§ Reading text
────────────────────────────────────────

Susan Lyons may not think of herself as an adventurer, but she's certainly traveled down some interesting and life-changing paths.
Her journey into the world of art and design started in college in Massachusetts, when she and two other students began printing "artsy" t-shirts as a fund-raising project. A friend took some to New York City, and the Metropolitan Museum of Modern Art ended up ordering 200 of them. "We thought, 'How are we going to do that?'" she recalls with a laugh.
But they did. That led to her job as a printmaker, working out of an old textile mill, where a piece of gorgeous handmade paper inspired her in a new direction. "I looked at it and thought about how beautiful it was. I loved the utility of the paper, the touch and the smell of it, the sense that you could discern the hand of the maker in each sheet. That was a defining moment for me."
She then spent six months in India working with a family to set up a studio to create exportable products using local materials and techniques. "Working in India was such a revelation: the riot of color, the exacting craftsmanship, the reverence for the value of the materials."
When she returned to New York, Lyons began designing textiles for interiors. From there, she became director of Product Development and Marketing for Boris Kroll Fabrics. "Working in the factory made me realize how much I enjoyed the process of making—understanding what the machines could do and how to marry the technology with the materials. I also had this vague idea that we could make things more intelligently, more green."
As executive vice president/creative director at Designtex in the early 1990s, she began exploring ways to make products more sustainable. "After seeing an article in The Wall Street Journal about Bill McDonough, I said, 'I need to talk to this guy.'"

────────────────────────────────────────

(Element and region listings)
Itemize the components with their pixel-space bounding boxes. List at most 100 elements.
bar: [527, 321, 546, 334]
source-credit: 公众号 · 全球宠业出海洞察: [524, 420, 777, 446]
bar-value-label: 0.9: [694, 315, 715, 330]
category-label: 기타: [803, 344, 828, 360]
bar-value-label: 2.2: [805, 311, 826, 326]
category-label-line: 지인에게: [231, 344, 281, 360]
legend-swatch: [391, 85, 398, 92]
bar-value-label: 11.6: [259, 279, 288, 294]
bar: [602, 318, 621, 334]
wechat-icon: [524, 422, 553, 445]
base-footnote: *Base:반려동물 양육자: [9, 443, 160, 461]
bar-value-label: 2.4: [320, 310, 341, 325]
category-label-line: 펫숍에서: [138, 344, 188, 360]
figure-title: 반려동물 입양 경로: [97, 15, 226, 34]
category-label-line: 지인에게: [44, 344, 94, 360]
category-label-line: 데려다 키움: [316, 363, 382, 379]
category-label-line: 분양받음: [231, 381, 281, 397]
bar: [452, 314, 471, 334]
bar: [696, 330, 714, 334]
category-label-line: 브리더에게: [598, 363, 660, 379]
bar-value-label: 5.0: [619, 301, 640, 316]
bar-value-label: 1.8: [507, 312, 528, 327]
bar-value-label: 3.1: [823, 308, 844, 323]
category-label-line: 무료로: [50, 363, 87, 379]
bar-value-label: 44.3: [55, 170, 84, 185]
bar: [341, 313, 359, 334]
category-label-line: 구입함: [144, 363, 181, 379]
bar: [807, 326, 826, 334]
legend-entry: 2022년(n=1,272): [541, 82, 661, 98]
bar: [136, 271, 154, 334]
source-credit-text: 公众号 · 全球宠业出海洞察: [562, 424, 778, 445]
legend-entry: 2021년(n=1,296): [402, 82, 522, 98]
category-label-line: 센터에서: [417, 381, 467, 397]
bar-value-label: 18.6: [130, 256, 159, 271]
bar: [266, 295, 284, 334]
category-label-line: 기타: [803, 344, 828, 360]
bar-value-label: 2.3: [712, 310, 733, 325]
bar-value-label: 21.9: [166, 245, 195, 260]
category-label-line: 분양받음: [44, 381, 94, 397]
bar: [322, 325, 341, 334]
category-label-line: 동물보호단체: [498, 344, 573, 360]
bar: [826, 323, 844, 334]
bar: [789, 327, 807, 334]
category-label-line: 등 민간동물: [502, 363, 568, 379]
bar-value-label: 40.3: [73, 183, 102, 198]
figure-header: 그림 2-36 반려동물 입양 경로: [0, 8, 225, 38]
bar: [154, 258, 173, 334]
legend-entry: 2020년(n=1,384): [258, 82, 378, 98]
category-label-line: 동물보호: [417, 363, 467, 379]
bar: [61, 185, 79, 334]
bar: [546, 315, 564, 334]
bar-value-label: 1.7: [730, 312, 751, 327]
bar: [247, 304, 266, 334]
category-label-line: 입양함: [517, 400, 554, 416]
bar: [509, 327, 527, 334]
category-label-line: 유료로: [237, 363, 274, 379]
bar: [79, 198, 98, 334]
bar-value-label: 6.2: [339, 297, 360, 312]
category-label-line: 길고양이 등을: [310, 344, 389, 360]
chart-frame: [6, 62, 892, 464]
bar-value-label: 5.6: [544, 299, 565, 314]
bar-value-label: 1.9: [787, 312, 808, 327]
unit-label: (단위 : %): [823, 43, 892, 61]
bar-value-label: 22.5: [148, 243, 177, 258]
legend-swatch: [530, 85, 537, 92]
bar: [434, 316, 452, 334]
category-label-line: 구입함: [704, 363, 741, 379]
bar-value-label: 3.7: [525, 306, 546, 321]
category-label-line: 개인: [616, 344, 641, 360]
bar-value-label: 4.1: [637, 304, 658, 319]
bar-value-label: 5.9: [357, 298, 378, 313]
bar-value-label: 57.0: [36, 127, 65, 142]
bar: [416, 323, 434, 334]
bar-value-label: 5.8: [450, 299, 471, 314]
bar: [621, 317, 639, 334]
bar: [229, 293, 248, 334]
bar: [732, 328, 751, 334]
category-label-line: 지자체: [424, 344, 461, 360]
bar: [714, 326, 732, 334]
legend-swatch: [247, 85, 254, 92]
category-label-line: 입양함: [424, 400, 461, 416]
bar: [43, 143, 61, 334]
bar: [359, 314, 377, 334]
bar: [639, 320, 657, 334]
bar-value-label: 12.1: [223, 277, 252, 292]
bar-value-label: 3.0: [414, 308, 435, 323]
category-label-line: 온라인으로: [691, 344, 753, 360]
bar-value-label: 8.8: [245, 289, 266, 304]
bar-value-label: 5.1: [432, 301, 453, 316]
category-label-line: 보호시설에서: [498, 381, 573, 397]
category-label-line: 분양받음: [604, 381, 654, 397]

────────────────────────────────────────

§ Task instructions
(a) Copy the stretch of the profile of Susan Lyons from "Susan Lyons may" through "with a laugh." word for word.
(b) Repeat the stretch of the listing from its first line through the line containing "category-label-line: 지인에게: [231, 344, 281, 360]", word for word.
The profile of Susan Lyons and the listing have no connection to each other.

§ Responses in order
(a)
Susan Lyons may not think of herself as an adventurer, but she's certainly traveled down some interesting and life-changing paths.
Her journey into the world of art and design started in college in Massachusetts, when she and two other students began printing "artsy" t-shirts as a fund-raising project. A friend took some to New York City, and the Metropolitan Museum of Modern Art ended up ordering 200 of them. "We thought, 'How are we going to do that?'" she recalls with a laugh.

(b)
Itemize the components with their pixel-space bounding boxes. List at most 100 elements.
bar: [527, 321, 546, 334]
source-credit: 公众号 · 全球宠业出海洞察: [524, 420, 777, 446]
bar-value-label: 0.9: [694, 315, 715, 330]
category-label: 기타: [803, 344, 828, 360]
bar-value-label: 2.2: [805, 311, 826, 326]
category-label-line: 지인에게: [231, 344, 281, 360]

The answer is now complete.